**EXERCISE:** Your task is to output the entries below word for word.
:: LISTING ::
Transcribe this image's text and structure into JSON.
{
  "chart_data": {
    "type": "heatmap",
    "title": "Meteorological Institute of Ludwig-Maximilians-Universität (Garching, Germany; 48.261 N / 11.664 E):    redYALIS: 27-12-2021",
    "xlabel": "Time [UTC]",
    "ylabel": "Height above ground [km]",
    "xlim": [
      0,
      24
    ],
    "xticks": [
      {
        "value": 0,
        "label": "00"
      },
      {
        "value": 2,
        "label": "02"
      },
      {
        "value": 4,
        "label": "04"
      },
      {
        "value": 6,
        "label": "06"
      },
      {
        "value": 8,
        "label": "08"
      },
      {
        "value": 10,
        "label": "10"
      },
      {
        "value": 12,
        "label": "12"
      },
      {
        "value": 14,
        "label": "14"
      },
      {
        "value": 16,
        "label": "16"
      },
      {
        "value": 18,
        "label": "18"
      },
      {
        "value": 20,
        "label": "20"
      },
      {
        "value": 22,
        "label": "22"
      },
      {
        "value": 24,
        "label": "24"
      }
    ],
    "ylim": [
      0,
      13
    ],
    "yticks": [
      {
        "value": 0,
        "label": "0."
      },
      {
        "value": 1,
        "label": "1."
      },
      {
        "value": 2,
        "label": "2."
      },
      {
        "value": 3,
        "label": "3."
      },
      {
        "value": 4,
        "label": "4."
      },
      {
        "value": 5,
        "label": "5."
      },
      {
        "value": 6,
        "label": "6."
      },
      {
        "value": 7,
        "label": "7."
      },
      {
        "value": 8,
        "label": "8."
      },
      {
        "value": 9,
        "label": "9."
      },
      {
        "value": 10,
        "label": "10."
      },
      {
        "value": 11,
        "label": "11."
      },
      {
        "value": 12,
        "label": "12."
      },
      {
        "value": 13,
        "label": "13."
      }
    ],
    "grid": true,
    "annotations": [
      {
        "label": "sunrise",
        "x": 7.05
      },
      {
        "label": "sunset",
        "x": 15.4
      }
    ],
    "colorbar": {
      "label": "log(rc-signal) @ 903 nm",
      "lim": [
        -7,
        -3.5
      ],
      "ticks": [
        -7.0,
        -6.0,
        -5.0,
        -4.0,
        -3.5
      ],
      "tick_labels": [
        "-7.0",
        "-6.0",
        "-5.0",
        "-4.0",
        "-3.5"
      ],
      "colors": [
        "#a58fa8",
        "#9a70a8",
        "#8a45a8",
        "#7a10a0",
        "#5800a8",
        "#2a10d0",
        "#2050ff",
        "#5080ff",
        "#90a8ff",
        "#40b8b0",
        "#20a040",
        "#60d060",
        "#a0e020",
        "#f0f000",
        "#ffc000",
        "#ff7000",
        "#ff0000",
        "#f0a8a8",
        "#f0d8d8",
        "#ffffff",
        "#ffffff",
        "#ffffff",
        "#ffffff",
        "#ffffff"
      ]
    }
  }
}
:::
**ANSWER IN FULL:**
Transcribe this image's text and structure into JSON.
{
  "chart_data": {
    "type": "heatmap",
    "title": "Meteorological Institute of Ludwig-Maximilians-Universität (Garching, Germany; 48.261 N / 11.664 E):    redYALIS: 27-12-2021",
    "xlabel": "Time [UTC]",
    "ylabel": "Height above ground [km]",
    "xlim": [
      0,
      24
    ],
    "xticks": [
      {
        "value": 0,
        "label": "00"
      },
      {
        "value": 2,
        "label": "02"
      },
      {
        "value": 4,
        "label": "04"
      },
      {
        "value": 6,
        "label": "06"
      },
      {
        "value": 8,
        "label": "08"
      },
      {
        "value": 10,
        "label": "10"
      },
      {
        "value": 12,
        "label": "12"
      },
      {
        "value": 14,
        "label": "14"
      },
      {
        "value": 16,
        "label": "16"
      },
      {
        "value": 18,
        "label": "18"
      },
      {
        "value": 20,
        "label": "20"
      },
      {
        "value": 22,
        "label": "22"
      },
      {
        "value": 24,
        "label": "24"
      }
    ],
    "ylim": [
      0,
      13
    ],
    "yticks": [
      {
        "value": 0,
        "label": "0."
      },
      {
        "value": 1,
        "label": "1."
      },
      {
        "value": 2,
        "label": "2."
      },
      {
        "value": 3,
        "label": "3."
      },
      {
        "value": 4,
        "label": "4."
      },
      {
        "value": 5,
        "label": "5."
      },
      {
        "value": 6,
        "label": "6."
      },
      {
        "value": 7,
        "label": "7."
      },
      {
        "value": 8,
        "label": "8."
      },
      {
        "value": 9,
        "label": "9."
      },
      {
        "value": 10,
        "label": "10."
      },
      {
        "value": 11,
        "label": "11."
      },
      {
        "value": 12,
        "label": "12."
      },
      {
        "value": 13,
        "label": "13."
      }
    ],
    "grid": true,
    "annotations": [
      {
        "label": "sunrise",
        "x": 7.05
      },
      {
        "label": "sunset",
        "x": 15.4
      }
    ],
    "colorbar": {
      "label": "log(rc-signal) @ 903 nm",
      "lim": [
        -7,
        -3.5
      ],
      "ticks": [
        -7.0,
        -6.0,
        -5.0,
        -4.0,
        -3.5
      ],
      "tick_labels": [
        "-7.0",
        "-6.0",
        "-5.0",
        "-4.0",
        "-3.5"
      ],
      "colors": [
        "#a58fa8",
        "#9a70a8",
        "#8a45a8",
        "#7a10a0",
        "#5800a8",
        "#2a10d0",
        "#2050ff",
        "#5080ff",
        "#90a8ff",
        "#40b8b0",
        "#20a040",
        "#60d060",
        "#a0e020",
        "#f0f000",
        "#ffc000",
        "#ff7000",
        "#ff0000",
        "#f0a8a8",
        "#f0d8d8",
        "#ffffff",
        "#ffffff",
        "#ffffff",
        "#ffffff",
        "#ffffff"
      ]
    }
  }
}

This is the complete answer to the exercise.